PROBLEM STATEMENT -> Pick out all lines of the entries that include the word "capacity" and copy them.

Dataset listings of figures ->
·····
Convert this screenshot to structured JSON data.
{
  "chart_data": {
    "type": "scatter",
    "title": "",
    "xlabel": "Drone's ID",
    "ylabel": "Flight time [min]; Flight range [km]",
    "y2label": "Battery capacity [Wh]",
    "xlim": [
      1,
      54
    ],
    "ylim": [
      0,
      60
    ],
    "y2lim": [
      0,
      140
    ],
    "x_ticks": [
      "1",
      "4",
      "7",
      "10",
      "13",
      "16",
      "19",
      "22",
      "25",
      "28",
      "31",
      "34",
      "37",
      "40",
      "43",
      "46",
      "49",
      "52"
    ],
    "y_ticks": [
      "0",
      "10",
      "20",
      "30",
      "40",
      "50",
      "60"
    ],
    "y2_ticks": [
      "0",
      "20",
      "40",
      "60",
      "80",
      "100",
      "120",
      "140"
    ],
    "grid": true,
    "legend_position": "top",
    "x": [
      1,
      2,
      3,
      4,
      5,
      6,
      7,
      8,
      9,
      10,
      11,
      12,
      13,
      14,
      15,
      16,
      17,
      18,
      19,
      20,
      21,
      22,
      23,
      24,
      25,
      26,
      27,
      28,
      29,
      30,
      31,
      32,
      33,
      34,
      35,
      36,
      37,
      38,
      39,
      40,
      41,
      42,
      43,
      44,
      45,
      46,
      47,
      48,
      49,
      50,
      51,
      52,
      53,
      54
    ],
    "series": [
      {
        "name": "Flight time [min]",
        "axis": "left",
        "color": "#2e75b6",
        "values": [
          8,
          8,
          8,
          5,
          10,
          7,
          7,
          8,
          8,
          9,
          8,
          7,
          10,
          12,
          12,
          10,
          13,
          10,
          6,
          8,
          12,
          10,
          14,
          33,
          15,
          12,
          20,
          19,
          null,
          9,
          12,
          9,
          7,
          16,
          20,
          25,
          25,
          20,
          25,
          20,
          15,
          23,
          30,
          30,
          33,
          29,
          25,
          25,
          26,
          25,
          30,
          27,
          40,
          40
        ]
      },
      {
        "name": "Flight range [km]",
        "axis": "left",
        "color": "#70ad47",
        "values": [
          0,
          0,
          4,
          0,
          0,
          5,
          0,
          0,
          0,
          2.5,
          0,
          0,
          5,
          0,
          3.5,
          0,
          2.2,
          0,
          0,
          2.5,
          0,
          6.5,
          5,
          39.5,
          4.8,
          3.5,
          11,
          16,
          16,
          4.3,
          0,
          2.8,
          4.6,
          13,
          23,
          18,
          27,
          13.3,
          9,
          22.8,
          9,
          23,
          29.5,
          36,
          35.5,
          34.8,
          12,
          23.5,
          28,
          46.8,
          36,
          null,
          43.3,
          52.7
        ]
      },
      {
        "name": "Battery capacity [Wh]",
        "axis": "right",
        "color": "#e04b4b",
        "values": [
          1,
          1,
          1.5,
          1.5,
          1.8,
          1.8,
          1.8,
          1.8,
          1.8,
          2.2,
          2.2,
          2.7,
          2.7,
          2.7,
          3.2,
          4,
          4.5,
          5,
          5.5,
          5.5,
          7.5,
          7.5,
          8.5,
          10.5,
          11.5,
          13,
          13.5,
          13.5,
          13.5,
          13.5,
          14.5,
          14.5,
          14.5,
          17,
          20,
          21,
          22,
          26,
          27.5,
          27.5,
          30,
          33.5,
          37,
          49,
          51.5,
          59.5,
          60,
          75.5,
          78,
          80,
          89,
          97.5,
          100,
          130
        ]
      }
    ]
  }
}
·····
COMPLETE ANSWER ->
    "y2label": "Battery capacity [Wh]",
        "name": "Battery capacity [Wh]",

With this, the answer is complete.